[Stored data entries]
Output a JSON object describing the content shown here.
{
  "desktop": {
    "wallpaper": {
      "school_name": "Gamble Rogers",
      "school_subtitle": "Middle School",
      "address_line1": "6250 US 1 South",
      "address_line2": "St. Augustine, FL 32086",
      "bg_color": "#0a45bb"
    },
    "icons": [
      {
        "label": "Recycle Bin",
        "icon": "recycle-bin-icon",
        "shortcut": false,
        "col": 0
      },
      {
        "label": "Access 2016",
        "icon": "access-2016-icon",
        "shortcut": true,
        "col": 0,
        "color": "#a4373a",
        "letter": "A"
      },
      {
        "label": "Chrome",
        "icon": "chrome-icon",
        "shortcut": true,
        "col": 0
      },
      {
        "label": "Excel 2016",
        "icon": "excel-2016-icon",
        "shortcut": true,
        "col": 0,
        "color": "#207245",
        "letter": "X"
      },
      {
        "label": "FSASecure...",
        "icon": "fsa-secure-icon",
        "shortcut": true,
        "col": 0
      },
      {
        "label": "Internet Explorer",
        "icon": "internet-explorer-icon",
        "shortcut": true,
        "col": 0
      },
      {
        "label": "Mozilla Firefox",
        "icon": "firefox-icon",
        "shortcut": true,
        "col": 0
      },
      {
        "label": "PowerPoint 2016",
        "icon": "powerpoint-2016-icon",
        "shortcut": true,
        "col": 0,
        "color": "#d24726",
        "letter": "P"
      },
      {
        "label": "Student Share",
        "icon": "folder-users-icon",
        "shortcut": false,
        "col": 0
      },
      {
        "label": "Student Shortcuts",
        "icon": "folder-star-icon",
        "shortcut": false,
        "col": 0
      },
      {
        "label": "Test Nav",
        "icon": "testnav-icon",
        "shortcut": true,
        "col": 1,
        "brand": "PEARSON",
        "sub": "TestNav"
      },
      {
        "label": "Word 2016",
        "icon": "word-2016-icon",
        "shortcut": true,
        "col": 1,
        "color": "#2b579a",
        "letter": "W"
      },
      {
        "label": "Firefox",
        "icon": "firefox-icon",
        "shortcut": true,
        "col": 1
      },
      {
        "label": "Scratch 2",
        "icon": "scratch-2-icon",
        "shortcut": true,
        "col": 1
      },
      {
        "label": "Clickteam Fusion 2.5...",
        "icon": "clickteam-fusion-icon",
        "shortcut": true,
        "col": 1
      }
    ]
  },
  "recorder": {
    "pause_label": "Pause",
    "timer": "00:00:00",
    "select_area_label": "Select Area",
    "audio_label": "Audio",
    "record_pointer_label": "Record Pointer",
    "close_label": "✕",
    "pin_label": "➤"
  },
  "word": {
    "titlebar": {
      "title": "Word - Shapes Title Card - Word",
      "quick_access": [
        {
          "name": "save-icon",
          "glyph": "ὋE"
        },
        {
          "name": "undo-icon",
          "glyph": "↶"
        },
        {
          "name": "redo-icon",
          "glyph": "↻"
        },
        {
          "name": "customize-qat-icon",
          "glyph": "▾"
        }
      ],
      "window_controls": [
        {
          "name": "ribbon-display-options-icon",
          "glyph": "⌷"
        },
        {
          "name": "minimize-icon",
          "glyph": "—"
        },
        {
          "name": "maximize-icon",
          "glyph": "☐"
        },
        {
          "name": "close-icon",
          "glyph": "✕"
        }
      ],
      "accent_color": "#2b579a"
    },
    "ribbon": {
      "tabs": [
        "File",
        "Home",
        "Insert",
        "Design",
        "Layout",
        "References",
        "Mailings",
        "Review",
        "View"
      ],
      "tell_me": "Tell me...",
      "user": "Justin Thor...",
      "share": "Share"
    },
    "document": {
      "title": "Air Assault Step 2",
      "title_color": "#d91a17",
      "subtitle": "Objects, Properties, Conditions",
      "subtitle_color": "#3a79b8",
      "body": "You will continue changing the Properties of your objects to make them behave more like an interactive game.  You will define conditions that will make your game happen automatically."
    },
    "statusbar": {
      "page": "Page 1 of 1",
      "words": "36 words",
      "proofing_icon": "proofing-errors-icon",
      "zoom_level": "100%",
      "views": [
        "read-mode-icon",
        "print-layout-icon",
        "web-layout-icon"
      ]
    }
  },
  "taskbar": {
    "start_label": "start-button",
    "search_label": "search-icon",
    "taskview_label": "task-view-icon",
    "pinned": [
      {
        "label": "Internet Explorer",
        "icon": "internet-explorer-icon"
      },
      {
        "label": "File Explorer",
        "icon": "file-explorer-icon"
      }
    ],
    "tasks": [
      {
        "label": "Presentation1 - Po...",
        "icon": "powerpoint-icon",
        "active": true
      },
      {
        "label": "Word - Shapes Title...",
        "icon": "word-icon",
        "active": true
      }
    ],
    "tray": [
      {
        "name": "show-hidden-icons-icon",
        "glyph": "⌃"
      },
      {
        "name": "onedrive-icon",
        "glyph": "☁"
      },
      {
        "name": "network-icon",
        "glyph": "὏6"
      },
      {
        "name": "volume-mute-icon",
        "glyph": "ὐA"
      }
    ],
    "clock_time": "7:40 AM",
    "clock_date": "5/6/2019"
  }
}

▶ YOUR OBJECTIVE
Whenever "Shapes" turns up in a line, pick that line out.

▶ WRITTEN ANSWER
      "title": "Word - Shapes Title Card - Word",
        "label": "Word - Shapes Title...",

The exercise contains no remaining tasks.